## Problem to solve:
In the material below, list every line carrying the string "live".

## Data provided:
** Begin **
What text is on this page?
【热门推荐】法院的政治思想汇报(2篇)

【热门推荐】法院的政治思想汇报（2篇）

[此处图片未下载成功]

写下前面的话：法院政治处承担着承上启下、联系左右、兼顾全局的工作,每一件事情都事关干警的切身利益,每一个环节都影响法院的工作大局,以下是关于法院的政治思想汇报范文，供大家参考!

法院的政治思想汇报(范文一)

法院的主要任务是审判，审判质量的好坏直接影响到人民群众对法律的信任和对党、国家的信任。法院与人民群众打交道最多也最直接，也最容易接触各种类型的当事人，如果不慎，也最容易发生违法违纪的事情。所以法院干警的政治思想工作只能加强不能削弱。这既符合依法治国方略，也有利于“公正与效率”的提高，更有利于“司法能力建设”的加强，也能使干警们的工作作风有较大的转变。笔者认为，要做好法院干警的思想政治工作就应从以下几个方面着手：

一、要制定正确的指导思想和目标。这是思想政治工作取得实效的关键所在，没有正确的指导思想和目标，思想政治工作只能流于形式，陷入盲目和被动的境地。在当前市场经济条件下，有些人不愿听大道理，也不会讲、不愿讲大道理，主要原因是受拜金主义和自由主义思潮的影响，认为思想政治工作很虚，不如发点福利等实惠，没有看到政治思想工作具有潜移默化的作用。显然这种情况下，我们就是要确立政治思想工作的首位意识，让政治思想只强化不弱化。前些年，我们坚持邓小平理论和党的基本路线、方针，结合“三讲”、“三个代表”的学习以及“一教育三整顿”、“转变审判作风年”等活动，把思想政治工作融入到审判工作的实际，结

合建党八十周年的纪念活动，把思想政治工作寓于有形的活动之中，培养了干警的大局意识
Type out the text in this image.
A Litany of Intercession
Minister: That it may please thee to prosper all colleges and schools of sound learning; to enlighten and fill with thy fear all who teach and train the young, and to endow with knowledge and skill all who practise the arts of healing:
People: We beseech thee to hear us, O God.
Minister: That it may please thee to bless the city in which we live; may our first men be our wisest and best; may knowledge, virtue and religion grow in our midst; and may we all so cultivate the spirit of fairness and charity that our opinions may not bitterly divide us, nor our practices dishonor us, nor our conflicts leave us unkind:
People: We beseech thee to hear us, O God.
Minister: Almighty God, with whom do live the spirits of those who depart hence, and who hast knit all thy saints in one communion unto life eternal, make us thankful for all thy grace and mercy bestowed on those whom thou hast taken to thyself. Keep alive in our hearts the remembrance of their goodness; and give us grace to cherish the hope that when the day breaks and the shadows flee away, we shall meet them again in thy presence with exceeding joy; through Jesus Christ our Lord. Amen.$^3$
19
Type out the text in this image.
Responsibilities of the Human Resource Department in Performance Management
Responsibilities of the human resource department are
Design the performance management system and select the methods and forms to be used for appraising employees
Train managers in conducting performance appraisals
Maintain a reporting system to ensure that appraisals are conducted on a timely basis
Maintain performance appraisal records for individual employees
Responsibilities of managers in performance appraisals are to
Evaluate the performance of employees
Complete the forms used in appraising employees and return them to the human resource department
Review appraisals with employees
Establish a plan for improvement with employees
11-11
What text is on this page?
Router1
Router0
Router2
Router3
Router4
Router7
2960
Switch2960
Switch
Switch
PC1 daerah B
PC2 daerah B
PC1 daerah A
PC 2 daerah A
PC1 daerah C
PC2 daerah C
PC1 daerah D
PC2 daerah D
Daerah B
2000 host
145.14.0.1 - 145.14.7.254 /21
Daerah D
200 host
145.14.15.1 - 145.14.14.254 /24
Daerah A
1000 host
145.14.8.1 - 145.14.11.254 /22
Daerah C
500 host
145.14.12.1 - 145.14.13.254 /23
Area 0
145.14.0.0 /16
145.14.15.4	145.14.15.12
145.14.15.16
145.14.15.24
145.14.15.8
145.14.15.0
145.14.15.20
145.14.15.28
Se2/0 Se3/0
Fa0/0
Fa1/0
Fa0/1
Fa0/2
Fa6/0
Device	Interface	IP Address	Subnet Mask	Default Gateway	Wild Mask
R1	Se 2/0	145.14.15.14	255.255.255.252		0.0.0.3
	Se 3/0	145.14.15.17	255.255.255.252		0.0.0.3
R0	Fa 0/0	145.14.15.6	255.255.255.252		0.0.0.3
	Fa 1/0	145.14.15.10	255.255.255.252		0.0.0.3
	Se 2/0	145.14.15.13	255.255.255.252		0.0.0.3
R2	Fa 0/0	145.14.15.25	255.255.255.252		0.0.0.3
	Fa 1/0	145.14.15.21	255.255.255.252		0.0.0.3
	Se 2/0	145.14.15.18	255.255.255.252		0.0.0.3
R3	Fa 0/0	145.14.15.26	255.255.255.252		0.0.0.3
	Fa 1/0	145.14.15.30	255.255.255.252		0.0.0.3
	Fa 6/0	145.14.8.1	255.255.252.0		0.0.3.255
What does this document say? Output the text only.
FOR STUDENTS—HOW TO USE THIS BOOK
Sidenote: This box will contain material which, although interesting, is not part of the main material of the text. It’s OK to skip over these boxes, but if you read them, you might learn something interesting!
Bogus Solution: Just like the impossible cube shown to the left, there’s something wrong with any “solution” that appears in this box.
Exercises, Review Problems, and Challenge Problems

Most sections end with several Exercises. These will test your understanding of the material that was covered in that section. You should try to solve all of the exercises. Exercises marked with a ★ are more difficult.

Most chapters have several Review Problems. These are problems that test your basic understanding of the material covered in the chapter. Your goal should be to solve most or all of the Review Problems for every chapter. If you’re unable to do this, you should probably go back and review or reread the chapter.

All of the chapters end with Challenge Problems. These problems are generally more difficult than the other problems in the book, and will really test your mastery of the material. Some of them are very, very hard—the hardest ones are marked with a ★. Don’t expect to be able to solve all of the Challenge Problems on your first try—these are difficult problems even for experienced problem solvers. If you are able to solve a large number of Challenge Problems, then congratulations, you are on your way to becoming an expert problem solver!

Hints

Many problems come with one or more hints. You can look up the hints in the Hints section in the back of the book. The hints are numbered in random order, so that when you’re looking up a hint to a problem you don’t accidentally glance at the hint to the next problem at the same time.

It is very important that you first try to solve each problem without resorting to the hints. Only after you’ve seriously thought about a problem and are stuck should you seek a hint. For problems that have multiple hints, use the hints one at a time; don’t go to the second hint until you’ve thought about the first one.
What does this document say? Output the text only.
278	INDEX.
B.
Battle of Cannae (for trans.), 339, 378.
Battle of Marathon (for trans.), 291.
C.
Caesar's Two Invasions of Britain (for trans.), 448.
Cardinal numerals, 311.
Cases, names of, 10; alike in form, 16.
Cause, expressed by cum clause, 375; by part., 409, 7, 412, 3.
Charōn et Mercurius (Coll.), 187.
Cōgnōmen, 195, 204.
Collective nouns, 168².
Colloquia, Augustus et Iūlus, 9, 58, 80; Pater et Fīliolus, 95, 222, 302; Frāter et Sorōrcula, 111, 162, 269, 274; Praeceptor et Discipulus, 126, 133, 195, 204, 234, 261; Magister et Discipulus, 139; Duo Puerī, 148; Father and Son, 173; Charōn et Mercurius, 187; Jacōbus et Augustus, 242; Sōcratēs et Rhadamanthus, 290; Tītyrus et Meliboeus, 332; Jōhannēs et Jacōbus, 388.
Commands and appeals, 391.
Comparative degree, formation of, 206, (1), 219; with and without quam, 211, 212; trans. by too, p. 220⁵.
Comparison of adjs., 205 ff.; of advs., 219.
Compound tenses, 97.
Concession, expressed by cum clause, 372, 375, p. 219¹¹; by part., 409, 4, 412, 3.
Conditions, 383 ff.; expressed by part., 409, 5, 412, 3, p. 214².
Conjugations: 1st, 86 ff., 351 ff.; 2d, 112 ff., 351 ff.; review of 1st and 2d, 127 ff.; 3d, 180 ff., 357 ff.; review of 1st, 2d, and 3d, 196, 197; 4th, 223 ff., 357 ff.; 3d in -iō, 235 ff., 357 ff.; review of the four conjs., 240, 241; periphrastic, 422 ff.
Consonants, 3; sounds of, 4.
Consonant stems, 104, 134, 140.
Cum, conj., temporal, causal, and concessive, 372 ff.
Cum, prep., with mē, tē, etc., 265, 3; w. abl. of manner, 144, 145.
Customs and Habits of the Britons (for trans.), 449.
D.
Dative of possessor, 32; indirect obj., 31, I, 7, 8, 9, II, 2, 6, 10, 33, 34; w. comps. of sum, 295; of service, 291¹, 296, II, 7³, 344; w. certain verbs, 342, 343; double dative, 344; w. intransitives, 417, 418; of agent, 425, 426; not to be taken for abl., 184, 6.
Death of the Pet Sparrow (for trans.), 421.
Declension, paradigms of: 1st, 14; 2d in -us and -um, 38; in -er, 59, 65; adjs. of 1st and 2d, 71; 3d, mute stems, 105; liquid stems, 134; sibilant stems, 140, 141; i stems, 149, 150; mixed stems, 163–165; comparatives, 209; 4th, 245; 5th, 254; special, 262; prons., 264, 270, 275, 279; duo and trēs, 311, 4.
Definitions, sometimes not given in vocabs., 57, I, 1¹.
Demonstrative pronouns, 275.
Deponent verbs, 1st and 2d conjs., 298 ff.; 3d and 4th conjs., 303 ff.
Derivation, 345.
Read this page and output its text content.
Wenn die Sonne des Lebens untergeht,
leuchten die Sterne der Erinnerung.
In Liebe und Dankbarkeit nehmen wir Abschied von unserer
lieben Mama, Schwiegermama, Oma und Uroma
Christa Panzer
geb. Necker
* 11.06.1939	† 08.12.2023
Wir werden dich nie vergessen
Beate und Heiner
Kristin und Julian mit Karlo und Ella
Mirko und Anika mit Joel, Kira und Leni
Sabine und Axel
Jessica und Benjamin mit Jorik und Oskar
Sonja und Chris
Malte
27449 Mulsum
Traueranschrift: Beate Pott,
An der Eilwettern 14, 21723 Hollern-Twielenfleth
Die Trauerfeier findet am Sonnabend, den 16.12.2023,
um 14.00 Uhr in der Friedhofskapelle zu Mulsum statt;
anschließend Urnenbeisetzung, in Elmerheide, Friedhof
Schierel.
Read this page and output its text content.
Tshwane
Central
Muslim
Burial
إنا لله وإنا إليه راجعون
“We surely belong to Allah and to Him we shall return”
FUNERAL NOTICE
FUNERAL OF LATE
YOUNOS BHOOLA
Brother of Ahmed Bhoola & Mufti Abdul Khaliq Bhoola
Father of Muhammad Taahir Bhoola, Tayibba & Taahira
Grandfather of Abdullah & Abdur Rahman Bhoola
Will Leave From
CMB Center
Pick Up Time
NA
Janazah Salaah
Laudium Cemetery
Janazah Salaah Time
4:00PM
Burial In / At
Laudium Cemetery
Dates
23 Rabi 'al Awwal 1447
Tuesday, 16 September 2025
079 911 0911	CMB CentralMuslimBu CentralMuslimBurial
** End **
## Solved exercise:
Minister: That it may please thee to bless the city in which we live; may our first men be our wisest and best; may knowledge, virtue and religion grow in our midst; and may we all so cultivate the spirit of fairness and charity that our opinions may not bitterly divide us, nor our practices dishonor us, nor our conflicts leave us unkind:
Minister: Almighty God, with whom do live the spirits of those who depart hence, and who hast knit all thy saints in one communion unto life eternal, make us thankful for all thy grace and mercy bestowed on those whom thou hast taken to thyself. Keep alive in our hearts the remembrance of their goodness; and give us grace to cherish the hope that when the day breaks and the shadows flee away, we shall meet them again in thy presence with exceeding joy; through Jesus Christ our Lord. Amen.$^3$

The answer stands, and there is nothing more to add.